### DOCUMENT EXCERPT

If a substantial portion of a physician’s or practice’s Medicare reimbursement is received through Advanced APMs, the provider is exempt from MIPS and has different reporting and risk sharing requirements.
CMS lays it all out for providers on its new QPP website.
For those providers already participating in an ACO, the Advanced APM pathway is the most likely way forward under MACRA. At the time of this writing it remains to be seen whether or how the legislation creating or enabling ACOs and other Advanced APMs may change, and how such changes will affect the implementation of MACRA vis-a-vis APMs.
However, most providers do not participate in Advanced APMs and will be proceeding under MIPS, which poses its own set of challenges. For a variety of reasons related to MACRA, it is worth considering whether the administrative effort required for tracking and reporting may be harnessed for other purposes simultaneously, in order to help practices score well in the various domains of measures that will be tracked as part of the MIPS program:
- Quality (replaces PQRS)
- Improvement Activities (new)
- Advancing Care Information (replaces Meaningful Use)
- Cost (replaces Value-Based Modifier)
One observer suggests several strategies that are valuable on their own and are also likely to improve a practice’s scoring on these metrics:
- Implement a chronic care management (CCM) program. The CCM program sounds good in theory: being paid to proactively manage patients with multiple chronic conditions makes a great deal of sense – for the patient (better care), for the practice (better reimbursement for doing the right thing), and for the program (improved efficiency and effectiveness of care). However, its rollout has been plagued with difficulties. Even a significant revision to the regulations has not been able to lift a significant barrier to broader utilization — the coinsurance requirement — which is statutory.

######
### STUDY MATERIAL

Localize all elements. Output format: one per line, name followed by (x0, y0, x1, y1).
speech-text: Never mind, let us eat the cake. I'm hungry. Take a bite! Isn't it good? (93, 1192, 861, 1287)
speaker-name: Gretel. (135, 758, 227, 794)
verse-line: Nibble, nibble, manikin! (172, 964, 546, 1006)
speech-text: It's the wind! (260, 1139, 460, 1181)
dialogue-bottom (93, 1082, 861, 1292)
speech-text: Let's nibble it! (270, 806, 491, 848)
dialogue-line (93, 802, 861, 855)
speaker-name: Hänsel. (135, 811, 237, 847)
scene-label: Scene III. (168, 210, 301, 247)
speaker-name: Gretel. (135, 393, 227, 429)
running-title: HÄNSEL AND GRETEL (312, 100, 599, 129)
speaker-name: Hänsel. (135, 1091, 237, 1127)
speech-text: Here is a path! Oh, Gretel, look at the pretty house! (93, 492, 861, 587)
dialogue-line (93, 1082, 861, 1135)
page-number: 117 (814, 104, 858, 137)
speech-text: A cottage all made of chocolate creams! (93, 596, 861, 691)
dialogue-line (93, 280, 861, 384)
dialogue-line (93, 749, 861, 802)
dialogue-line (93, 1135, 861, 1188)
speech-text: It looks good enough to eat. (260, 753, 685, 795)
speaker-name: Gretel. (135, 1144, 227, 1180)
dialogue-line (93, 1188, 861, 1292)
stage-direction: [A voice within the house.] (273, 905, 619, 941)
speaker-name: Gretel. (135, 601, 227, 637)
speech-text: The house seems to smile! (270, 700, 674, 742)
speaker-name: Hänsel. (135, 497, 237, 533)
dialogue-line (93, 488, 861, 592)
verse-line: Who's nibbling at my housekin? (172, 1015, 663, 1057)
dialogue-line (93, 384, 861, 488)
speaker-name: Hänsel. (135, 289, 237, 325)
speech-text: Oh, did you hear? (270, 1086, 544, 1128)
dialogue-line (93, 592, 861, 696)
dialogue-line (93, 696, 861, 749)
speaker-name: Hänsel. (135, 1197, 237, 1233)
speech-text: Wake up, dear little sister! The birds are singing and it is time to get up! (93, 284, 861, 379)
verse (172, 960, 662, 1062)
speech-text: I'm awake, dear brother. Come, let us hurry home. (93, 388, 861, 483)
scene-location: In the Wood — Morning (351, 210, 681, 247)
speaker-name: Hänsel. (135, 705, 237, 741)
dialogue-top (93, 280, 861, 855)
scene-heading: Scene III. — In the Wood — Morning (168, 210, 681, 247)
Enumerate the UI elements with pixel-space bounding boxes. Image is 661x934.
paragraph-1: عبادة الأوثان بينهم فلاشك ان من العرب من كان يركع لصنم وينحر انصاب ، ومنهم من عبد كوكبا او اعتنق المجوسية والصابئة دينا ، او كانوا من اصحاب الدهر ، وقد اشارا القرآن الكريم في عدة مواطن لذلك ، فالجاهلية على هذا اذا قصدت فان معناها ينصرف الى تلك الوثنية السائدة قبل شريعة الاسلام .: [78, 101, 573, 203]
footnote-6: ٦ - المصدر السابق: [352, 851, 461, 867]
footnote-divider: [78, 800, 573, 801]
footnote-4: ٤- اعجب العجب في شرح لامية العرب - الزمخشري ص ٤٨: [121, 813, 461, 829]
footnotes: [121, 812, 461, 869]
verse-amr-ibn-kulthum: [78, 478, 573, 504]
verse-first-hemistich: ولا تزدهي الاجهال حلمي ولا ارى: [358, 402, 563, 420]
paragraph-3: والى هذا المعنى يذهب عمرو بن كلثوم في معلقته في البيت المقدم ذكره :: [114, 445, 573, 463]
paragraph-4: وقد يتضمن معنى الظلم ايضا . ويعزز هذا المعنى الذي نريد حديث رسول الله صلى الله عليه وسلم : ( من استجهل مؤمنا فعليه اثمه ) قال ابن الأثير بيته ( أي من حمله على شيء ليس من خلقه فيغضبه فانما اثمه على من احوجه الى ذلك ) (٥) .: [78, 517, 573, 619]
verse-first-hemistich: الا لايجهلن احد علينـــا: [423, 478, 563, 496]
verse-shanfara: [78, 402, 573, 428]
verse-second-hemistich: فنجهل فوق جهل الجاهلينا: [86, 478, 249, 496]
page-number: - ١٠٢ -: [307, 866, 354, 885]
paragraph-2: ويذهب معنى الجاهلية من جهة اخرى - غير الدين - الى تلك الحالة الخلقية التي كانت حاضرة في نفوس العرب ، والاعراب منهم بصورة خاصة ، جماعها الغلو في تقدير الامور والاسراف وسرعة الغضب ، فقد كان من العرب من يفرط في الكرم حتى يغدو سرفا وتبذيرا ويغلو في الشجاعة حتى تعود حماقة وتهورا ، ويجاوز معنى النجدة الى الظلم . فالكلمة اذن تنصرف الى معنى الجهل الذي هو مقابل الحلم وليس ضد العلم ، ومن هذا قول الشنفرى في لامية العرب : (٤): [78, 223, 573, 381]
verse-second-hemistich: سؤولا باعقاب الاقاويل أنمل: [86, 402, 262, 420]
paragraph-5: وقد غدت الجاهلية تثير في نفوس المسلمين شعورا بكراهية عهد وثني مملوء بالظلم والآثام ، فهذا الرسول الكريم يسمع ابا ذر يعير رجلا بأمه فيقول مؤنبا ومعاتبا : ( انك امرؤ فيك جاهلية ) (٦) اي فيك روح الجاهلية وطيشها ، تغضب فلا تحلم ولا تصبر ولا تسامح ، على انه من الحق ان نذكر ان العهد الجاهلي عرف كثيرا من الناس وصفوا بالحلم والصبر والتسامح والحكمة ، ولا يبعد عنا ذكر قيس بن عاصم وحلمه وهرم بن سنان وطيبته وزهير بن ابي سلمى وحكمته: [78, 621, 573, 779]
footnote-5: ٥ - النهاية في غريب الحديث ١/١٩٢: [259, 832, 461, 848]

######

TASKS AND EXERCISES ->
1. List the domains of measures that the MACRA text says will be tracked under the MIPS program.
2. Extend the MACRA text from the point where it stops.
The items have nothing to do with the MACRA text.

RESULTS OF THE EXERCISE ->
1.
Quality
Improvement Activities
Advancing Care Information
Cost

2.
- Expanding care coordination. Whether or not it is within the purview of the CCM program, care coordination, executed well, will deliver positive results in each of the four categories being measured under MIPS. While cost of care is not going to be figured into payment calculations for the first payment year, it is an important component of the MIPS score over time, and costs associated with a patient attributed to a practice cannot be managed without coordinating services across care settings. Information services needed to track and coordinate care will be instrumental in improving the health status of patients as well as managing the costs of care.
- Patient engagement. There are patient communication and patient engagement elements to be tracked and reported under MIPS, so the successful practice will need to devote some resources to the implementation of communication channels that are more patient-friendly than EHR patient portals. Of course, this is not an end in itself; providers need to meet patients where they are in order to develop care plans that are meaningful to patients — and therefore more likely to be followed by patients — and in order to communicate with patients in a manner that is more likely to be integrated into their daily lives. Taking this sort of approach improves the likelihood that patients will see themselves as empowered, engaged and enabled to take a positive role in their own care.
In sum, clinicians eligible to participate in MACRA should do so. Standing on the sidelines risks significant financial penalties in the near term and in the long term, as well as damage to reputation and referrals (given the requirement that each clinician participating in MIPS will be given an overall score on a scale of 1 to 100). Clinicians need to dig into MACRA sooner rather than later.